Task details: Return the whole listing, line for line, without the pictures in it.

Record excerpts:
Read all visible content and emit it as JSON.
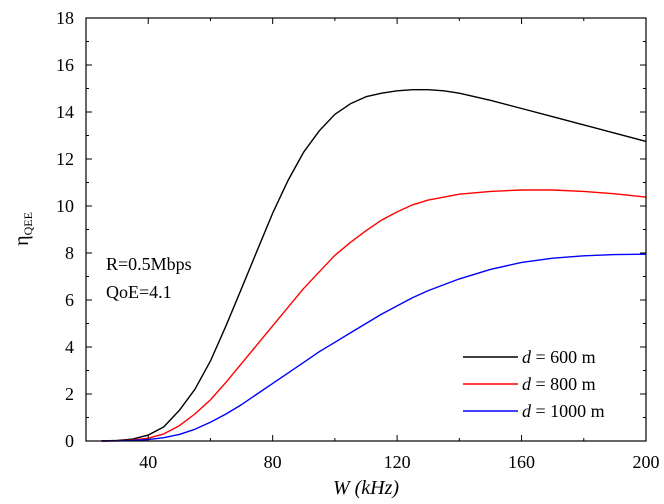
{
  "chart_data": {
    "type": "line",
    "xlabel": {
      "var": "W",
      "unit": "(kHz)"
    },
    "ylabel": {
      "base": "η",
      "sub": "QEE"
    },
    "xlim": [
      20,
      200
    ],
    "ylim": [
      0,
      18
    ],
    "xticks": [
      40,
      80,
      120,
      160,
      200
    ],
    "yticks": [
      0,
      2,
      4,
      6,
      8,
      10,
      12,
      14,
      16,
      18
    ],
    "grid": false,
    "legend_position": "bottom-right",
    "annotations": [
      "R=0.5Mbps",
      "QoE=4.1"
    ],
    "series": [
      {
        "var": "d",
        "label_rest": "= 600 m",
        "color": "#000000",
        "x": [
          25,
          30,
          35,
          40,
          45,
          50,
          55,
          60,
          65,
          70,
          75,
          80,
          85,
          90,
          95,
          100,
          105,
          110,
          115,
          120,
          125,
          130,
          135,
          140,
          150,
          160,
          170,
          180,
          190,
          200
        ],
        "y": [
          0,
          0.02,
          0.08,
          0.25,
          0.6,
          1.3,
          2.2,
          3.4,
          4.9,
          6.5,
          8.1,
          9.7,
          11.1,
          12.3,
          13.2,
          13.9,
          14.35,
          14.65,
          14.8,
          14.9,
          14.95,
          14.95,
          14.9,
          14.8,
          14.5,
          14.15,
          13.8,
          13.45,
          13.1,
          12.75
        ]
      },
      {
        "var": "d",
        "label_rest": "= 800 m",
        "color": "#ff0000",
        "x": [
          25,
          30,
          35,
          40,
          45,
          50,
          55,
          60,
          65,
          70,
          75,
          80,
          85,
          90,
          95,
          100,
          105,
          110,
          115,
          120,
          125,
          130,
          140,
          150,
          160,
          170,
          180,
          190,
          200
        ],
        "y": [
          0,
          0.01,
          0.04,
          0.12,
          0.3,
          0.65,
          1.15,
          1.75,
          2.5,
          3.3,
          4.1,
          4.9,
          5.7,
          6.5,
          7.2,
          7.9,
          8.45,
          8.95,
          9.4,
          9.75,
          10.05,
          10.25,
          10.5,
          10.62,
          10.68,
          10.68,
          10.62,
          10.52,
          10.38
        ]
      },
      {
        "var": "d",
        "label_rest": "= 1000 m",
        "color": "#0000ff",
        "x": [
          25,
          30,
          35,
          40,
          45,
          50,
          55,
          60,
          65,
          70,
          75,
          80,
          85,
          90,
          95,
          100,
          105,
          110,
          115,
          120,
          125,
          130,
          140,
          150,
          160,
          170,
          180,
          190,
          200
        ],
        "y": [
          0,
          0.005,
          0.02,
          0.06,
          0.14,
          0.28,
          0.5,
          0.8,
          1.15,
          1.55,
          2.0,
          2.45,
          2.9,
          3.35,
          3.8,
          4.2,
          4.6,
          5.0,
          5.4,
          5.75,
          6.1,
          6.4,
          6.9,
          7.3,
          7.6,
          7.78,
          7.88,
          7.93,
          7.95
        ]
      }
    ]
  }
}
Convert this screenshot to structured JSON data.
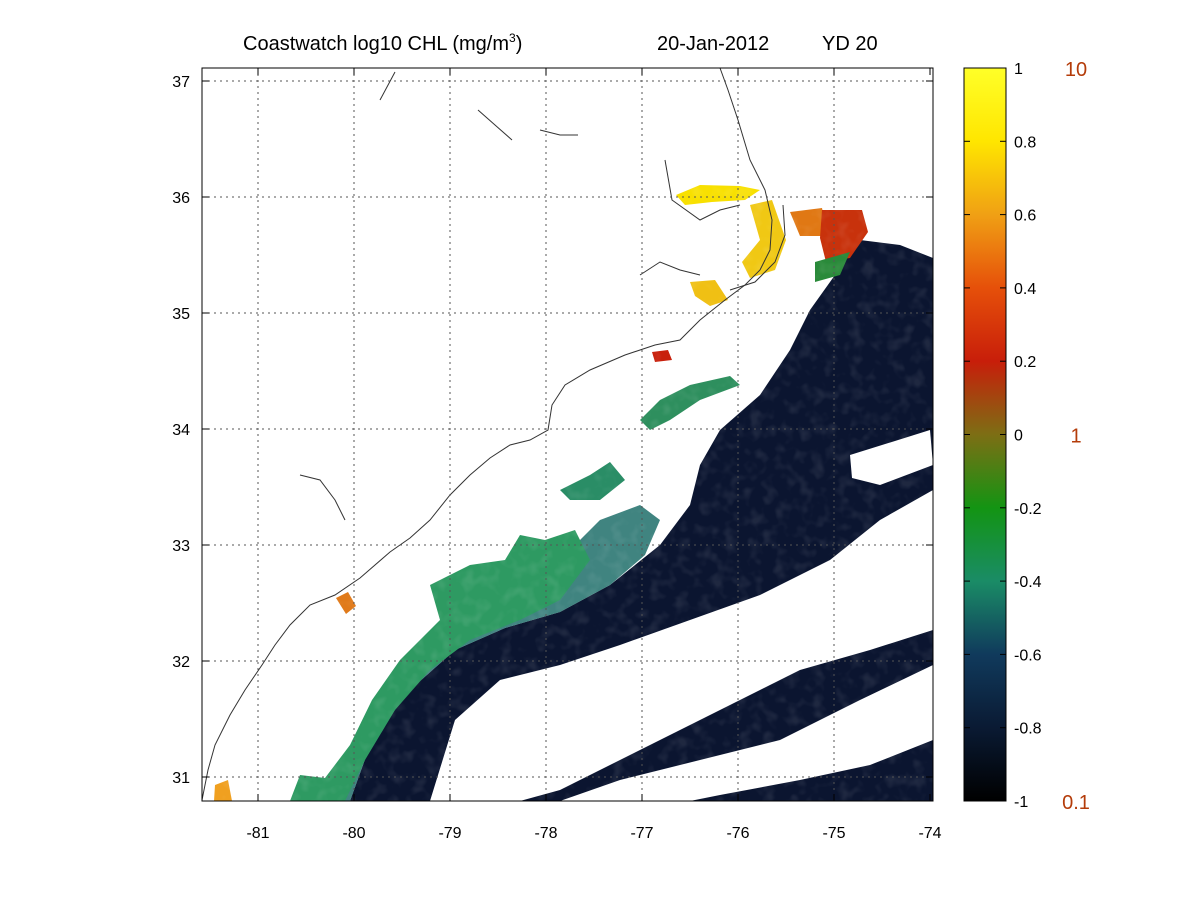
{
  "title": {
    "main": "Coastwatch  log10  CHL (mg/m",
    "superscript": "3",
    "close": ")",
    "date": "20-Jan-2012",
    "yearday": "YD 20"
  },
  "map": {
    "lon_range": [
      -81.6,
      -74.0
    ],
    "lat_range": [
      30.8,
      37.15
    ],
    "lon_ticks": [
      "-81",
      "-80",
      "-79",
      "-78",
      "-77",
      "-76",
      "-75",
      "-74"
    ],
    "lat_ticks": [
      "31",
      "32",
      "33",
      "34",
      "35",
      "36",
      "37"
    ],
    "grid": "dotted"
  },
  "colorbar": {
    "range": [
      -1,
      1
    ],
    "tick_labels": [
      "-1",
      "-0.8",
      "-0.6",
      "-0.4",
      "-0.2",
      "0",
      "0.2",
      "0.4",
      "0.6",
      "0.8",
      "1"
    ],
    "tick_values": [
      -1,
      -0.8,
      -0.6,
      -0.4,
      -0.2,
      0,
      0.2,
      0.4,
      0.6,
      0.8,
      1
    ],
    "linear_labels": [
      {
        "text": "10",
        "value": 1
      },
      {
        "text": "1",
        "value": 0
      },
      {
        "text": "0.1",
        "value": -1
      }
    ],
    "colors": [
      "#000000",
      "#0a1a33",
      "#103a5c",
      "#1a8c66",
      "#139413",
      "#7d6e14",
      "#c81e0a",
      "#e6500a",
      "#f0a014",
      "#ffe600",
      "#ffff28"
    ]
  }
}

Written answer:
Read all visible content and emit it as JSON.
{
  "chart_data": {
    "type": "line",
    "xlabel": {
      "var": "W",
      "unit": "(kHz)"
    },
    "ylabel": {
      "base": "η",
      "sub": "QEE"
    },
    "xlim": [
      20,
      200
    ],
    "ylim": [
      0,
      18
    ],
    "xticks": [
      40,
      80,
      120,
      160,
      200
    ],
    "yticks": [
      0,
      2,
      4,
      6,
      8,
      10,
      12,
      14,
      16,
      18
    ],
    "grid": false,
    "legend_position": "bottom-right",
    "annotations": [
      "R=0.5Mbps",
      "QoE=4.1"
    ],
    "series": [
      {
        "var": "d",
        "label_rest": "= 600 m",
        "color": "#000000",
        "x": [
          25,
          30,
          35,
          40,
          45,
          50,
          55,
          60,
          65,
          70,
          75,
          80,
          85,
          90,
          95,
          100,
          105,
          110,
          115,
          120,
          125,
          130,
          135,
          140,
          150,
          160,
          170,
          180,
          190,
          200
        ],
        "y": [
          0,
          0.02,
          0.08,
          0.25,
          0.6,
          1.3,
          2.2,
          3.4,
          4.9,
          6.5,
          8.1,
          9.7,
          11.1,
          12.3,
          13.2,
          13.9,
          14.35,
          14.65,
          14.8,
          14.9,
          14.95,
          14.95,
          14.9,
          14.8,
          14.5,
          14.15,
          13.8,
          13.45,
          13.1,
          12.75
        ]
      },
      {
        "var": "d",
        "label_rest": "= 800 m",
        "color": "#ff0000",
        "x": [
          25,
          30,
          35,
          40,
          45,
          50,
          55,
          60,
          65,
          70,
          75,
          80,
          85,
          90,
          95,
          100,
          105,
          110,
          115,
          120,
          125,
          130,
          140,
          150,
          160,
          170,
          180,
          190,
          200
        ],
        "y": [
          0,
          0.01,
          0.04,
          0.12,
          0.3,
          0.65,
          1.15,
          1.75,
          2.5,
          3.3,
          4.1,
          4.9,
          5.7,
          6.5,
          7.2,
          7.9,
          8.45,
          8.95,
          9.4,
          9.75,
          10.05,
          10.25,
          10.5,
          10.62,
          10.68,
          10.68,
          10.62,
          10.52,
          10.38
        ]
      },
      {
        "var": "d",
        "label_rest": "= 1000 m",
        "color": "#0000ff",
        "x": [
          25,
          30,
          35,
          40,
          45,
          50,
          55,
          60,
          65,
          70,
          75,
          80,
          85,
          90,
          95,
          100,
          105,
          110,
          115,
          120,
          125,
          130,
          140,
          150,
          160,
          170,
          180,
          190,
          200
        ],
        "y": [
          0,
          0.005,
          0.02,
          0.06,
          0.14,
          0.28,
          0.5,
          0.8,
          1.15,
          1.55,
          2.0,
          2.45,
          2.9,
          3.35,
          3.8,
          4.2,
          4.6,
          5.0,
          5.4,
          5.75,
          6.1,
          6.4,
          6.9,
          7.3,
          7.6,
          7.78,
          7.88,
          7.93,
          7.95
        ]
      }
    ]
  }
}
Convert this screenshot to structured JSON data.
{
  "title": {
    "main": "Coastwatch  log10  CHL (mg/m",
    "superscript": "3",
    "close": ")",
    "date": "20-Jan-2012",
    "yearday": "YD 20"
  },
  "map": {
    "lon_range": [
      -81.6,
      -74.0
    ],
    "lat_range": [
      30.8,
      37.15
    ],
    "lon_ticks": [
      "-81",
      "-80",
      "-79",
      "-78",
      "-77",
      "-76",
      "-75",
      "-74"
    ],
    "lat_ticks": [
      "31",
      "32",
      "33",
      "34",
      "35",
      "36",
      "37"
    ],
    "grid": "dotted"
  },
  "colorbar": {
    "range": [
      -1,
      1
    ],
    "tick_labels": [
      "-1",
      "-0.8",
      "-0.6",
      "-0.4",
      "-0.2",
      "0",
      "0.2",
      "0.4",
      "0.6",
      "0.8",
      "1"
    ],
    "tick_values": [
      -1,
      -0.8,
      -0.6,
      -0.4,
      -0.2,
      0,
      0.2,
      0.4,
      0.6,
      0.8,
      1
    ],
    "linear_labels": [
      {
        "text": "10",
        "value": 1
      },
      {
        "text": "1",
        "value": 0
      },
      {
        "text": "0.1",
        "value": -1
      }
    ],
    "colors": [
      "#000000",
      "#0a1a33",
      "#103a5c",
      "#1a8c66",
      "#139413",
      "#7d6e14",
      "#c81e0a",
      "#e6500a",
      "#f0a014",
      "#ffe600",
      "#ffff28"
    ]
  }
}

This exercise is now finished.